Each record is to be transcribed exactly.

— BEGIN Data for the task —

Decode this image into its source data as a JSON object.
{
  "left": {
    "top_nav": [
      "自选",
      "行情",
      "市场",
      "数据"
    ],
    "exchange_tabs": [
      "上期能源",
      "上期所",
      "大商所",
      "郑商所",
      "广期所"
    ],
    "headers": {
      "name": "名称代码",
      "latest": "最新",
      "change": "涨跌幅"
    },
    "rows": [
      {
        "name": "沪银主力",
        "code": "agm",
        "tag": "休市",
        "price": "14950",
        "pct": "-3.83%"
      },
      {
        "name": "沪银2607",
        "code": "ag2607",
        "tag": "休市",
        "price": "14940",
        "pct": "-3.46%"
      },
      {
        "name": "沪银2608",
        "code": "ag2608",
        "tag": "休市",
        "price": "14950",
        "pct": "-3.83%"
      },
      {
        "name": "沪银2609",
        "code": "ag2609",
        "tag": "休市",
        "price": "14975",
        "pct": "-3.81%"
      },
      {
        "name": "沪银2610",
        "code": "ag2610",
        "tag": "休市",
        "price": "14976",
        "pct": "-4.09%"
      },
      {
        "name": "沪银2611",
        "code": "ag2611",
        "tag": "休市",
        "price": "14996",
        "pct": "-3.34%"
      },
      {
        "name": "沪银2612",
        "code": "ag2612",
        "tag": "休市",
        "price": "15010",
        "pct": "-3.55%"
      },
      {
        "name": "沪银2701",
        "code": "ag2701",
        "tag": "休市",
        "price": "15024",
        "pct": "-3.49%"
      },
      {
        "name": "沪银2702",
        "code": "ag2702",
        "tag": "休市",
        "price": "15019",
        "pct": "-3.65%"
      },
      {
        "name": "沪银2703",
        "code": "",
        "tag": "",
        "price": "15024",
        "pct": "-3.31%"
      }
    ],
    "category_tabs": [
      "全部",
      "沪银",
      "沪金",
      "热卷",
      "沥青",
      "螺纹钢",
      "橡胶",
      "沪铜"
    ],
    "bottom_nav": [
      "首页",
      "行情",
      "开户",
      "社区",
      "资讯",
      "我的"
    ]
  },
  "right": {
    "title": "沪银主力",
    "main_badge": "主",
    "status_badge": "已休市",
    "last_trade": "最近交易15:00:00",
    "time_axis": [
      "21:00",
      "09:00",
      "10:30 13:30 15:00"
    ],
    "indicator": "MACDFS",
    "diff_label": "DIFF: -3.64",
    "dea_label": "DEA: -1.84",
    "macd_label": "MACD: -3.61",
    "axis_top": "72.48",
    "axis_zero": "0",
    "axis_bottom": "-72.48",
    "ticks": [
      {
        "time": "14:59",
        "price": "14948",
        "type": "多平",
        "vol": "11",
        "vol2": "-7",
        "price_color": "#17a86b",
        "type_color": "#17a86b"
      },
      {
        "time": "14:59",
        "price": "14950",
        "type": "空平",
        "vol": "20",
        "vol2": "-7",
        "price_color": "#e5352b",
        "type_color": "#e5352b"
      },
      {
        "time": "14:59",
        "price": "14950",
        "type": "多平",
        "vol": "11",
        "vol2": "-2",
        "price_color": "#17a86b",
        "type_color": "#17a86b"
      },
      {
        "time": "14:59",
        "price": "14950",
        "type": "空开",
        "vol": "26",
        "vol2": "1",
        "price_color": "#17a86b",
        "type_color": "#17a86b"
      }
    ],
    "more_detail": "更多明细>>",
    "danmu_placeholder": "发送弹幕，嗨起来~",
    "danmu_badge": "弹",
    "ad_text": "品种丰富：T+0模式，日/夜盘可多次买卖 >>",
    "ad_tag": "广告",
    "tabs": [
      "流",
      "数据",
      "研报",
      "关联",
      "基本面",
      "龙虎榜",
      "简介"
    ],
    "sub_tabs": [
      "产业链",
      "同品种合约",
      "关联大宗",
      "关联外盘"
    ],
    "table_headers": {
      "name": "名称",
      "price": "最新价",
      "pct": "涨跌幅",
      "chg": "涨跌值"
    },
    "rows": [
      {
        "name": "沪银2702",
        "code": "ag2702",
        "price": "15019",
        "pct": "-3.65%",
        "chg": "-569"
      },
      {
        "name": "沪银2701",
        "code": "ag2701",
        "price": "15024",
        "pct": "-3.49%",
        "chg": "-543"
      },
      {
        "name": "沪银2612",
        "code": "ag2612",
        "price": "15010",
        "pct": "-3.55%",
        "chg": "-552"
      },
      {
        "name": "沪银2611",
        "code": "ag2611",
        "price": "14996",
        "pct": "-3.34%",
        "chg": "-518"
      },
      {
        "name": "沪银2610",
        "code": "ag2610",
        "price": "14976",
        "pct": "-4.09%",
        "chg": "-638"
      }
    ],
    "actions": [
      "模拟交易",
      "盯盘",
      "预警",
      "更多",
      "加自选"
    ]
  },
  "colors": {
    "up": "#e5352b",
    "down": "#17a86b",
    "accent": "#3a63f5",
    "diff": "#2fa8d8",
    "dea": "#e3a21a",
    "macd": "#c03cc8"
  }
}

— END Data for the task —

Reply to the exercise =>
Decode this image into its source data as a JSON object.
{
  "left": {
    "top_nav": [
      "自选",
      "行情",
      "市场",
      "数据"
    ],
    "exchange_tabs": [
      "上期能源",
      "上期所",
      "大商所",
      "郑商所",
      "广期所"
    ],
    "headers": {
      "name": "名称代码",
      "latest": "最新",
      "change": "涨跌幅"
    },
    "rows": [
      {
        "name": "沪银主力",
        "code": "agm",
        "tag": "休市",
        "price": "14950",
        "pct": "-3.83%"
      },
      {
        "name": "沪银2607",
        "code": "ag2607",
        "tag": "休市",
        "price": "14940",
        "pct": "-3.46%"
      },
      {
        "name": "沪银2608",
        "code": "ag2608",
        "tag": "休市",
        "price": "14950",
        "pct": "-3.83%"
      },
      {
        "name": "沪银2609",
        "code": "ag2609",
        "tag": "休市",
        "price": "14975",
        "pct": "-3.81%"
      },
      {
        "name": "沪银2610",
        "code": "ag2610",
        "tag": "休市",
        "price": "14976",
        "pct": "-4.09%"
      },
      {
        "name": "沪银2611",
        "code": "ag2611",
        "tag": "休市",
        "price": "14996",
        "pct": "-3.34%"
      },
      {
        "name": "沪银2612",
        "code": "ag2612",
        "tag": "休市",
        "price": "15010",
        "pct": "-3.55%"
      },
      {
        "name": "沪银2701",
        "code": "ag2701",
        "tag": "休市",
        "price": "15024",
        "pct": "-3.49%"
      },
      {
        "name": "沪银2702",
        "code": "ag2702",
        "tag": "休市",
        "price": "15019",
        "pct": "-3.65%"
      },
      {
        "name": "沪银2703",
        "code": "",
        "tag": "",
        "price": "15024",
        "pct": "-3.31%"
      }
    ],
    "category_tabs": [
      "全部",
      "沪银",
      "沪金",
      "热卷",
      "沥青",
      "螺纹钢",
      "橡胶",
      "沪铜"
    ],
    "bottom_nav": [
      "首页",
      "行情",
      "开户",
      "社区",
      "资讯",
      "我的"
    ]
  },
  "right": {
    "title": "沪银主力",
    "main_badge": "主",
    "status_badge": "已休市",
    "last_trade": "最近交易15:00:00",
    "time_axis": [
      "21:00",
      "09:00",
      "10:30 13:30 15:00"
    ],
    "indicator": "MACDFS",
    "diff_label": "DIFF: -3.64",
    "dea_label": "DEA: -1.84",
    "macd_label": "MACD: -3.61",
    "axis_top": "72.48",
    "axis_zero": "0",
    "axis_bottom": "-72.48",
    "ticks": [
      {
        "time": "14:59",
        "price": "14948",
        "type": "多平",
        "vol": "11",
        "vol2": "-7",
        "price_color": "#17a86b",
        "type_color": "#17a86b"
      },
      {
        "time": "14:59",
        "price": "14950",
        "type": "空平",
        "vol": "20",
        "vol2": "-7",
        "price_color": "#e5352b",
        "type_color": "#e5352b"
      },
      {
        "time": "14:59",
        "price": "14950",
        "type": "多平",
        "vol": "11",
        "vol2": "-2",
        "price_color": "#17a86b",
        "type_color": "#17a86b"
      },
      {
        "time": "14:59",
        "price": "14950",
        "type": "空开",
        "vol": "26",
        "vol2": "1",
        "price_color": "#17a86b",
        "type_color": "#17a86b"
      }
    ],
    "more_detail": "更多明细>>",
    "danmu_placeholder": "发送弹幕，嗨起来~",
    "danmu_badge": "弹",
    "ad_text": "品种丰富：T+0模式，日/夜盘可多次买卖 >>",
    "ad_tag": "广告",
    "tabs": [
      "流",
      "数据",
      "研报",
      "关联",
      "基本面",
      "龙虎榜",
      "简介"
    ],
    "sub_tabs": [
      "产业链",
      "同品种合约",
      "关联大宗",
      "关联外盘"
    ],
    "table_headers": {
      "name": "名称",
      "price": "最新价",
      "pct": "涨跌幅",
      "chg": "涨跌值"
    },
    "rows": [
      {
        "name": "沪银2702",
        "code": "ag2702",
        "price": "15019",
        "pct": "-3.65%",
        "chg": "-569"
      },
      {
        "name": "沪银2701",
        "code": "ag2701",
        "price": "15024",
        "pct": "-3.49%",
        "chg": "-543"
      },
      {
        "name": "沪银2612",
        "code": "ag2612",
        "price": "15010",
        "pct": "-3.55%",
        "chg": "-552"
      },
      {
        "name": "沪银2611",
        "code": "ag2611",
        "price": "14996",
        "pct": "-3.34%",
        "chg": "-518"
      },
      {
        "name": "沪银2610",
        "code": "ag2610",
        "price": "14976",
        "pct": "-4.09%",
        "chg": "-638"
      }
    ],
    "actions": [
      "模拟交易",
      "盯盘",
      "预警",
      "更多",
      "加自选"
    ]
  },
  "colors": {
    "up": "#e5352b",
    "down": "#17a86b",
    "accent": "#3a63f5",
    "diff": "#2fa8d8",
    "dea": "#e3a21a",
    "macd": "#c03cc8"
  }
}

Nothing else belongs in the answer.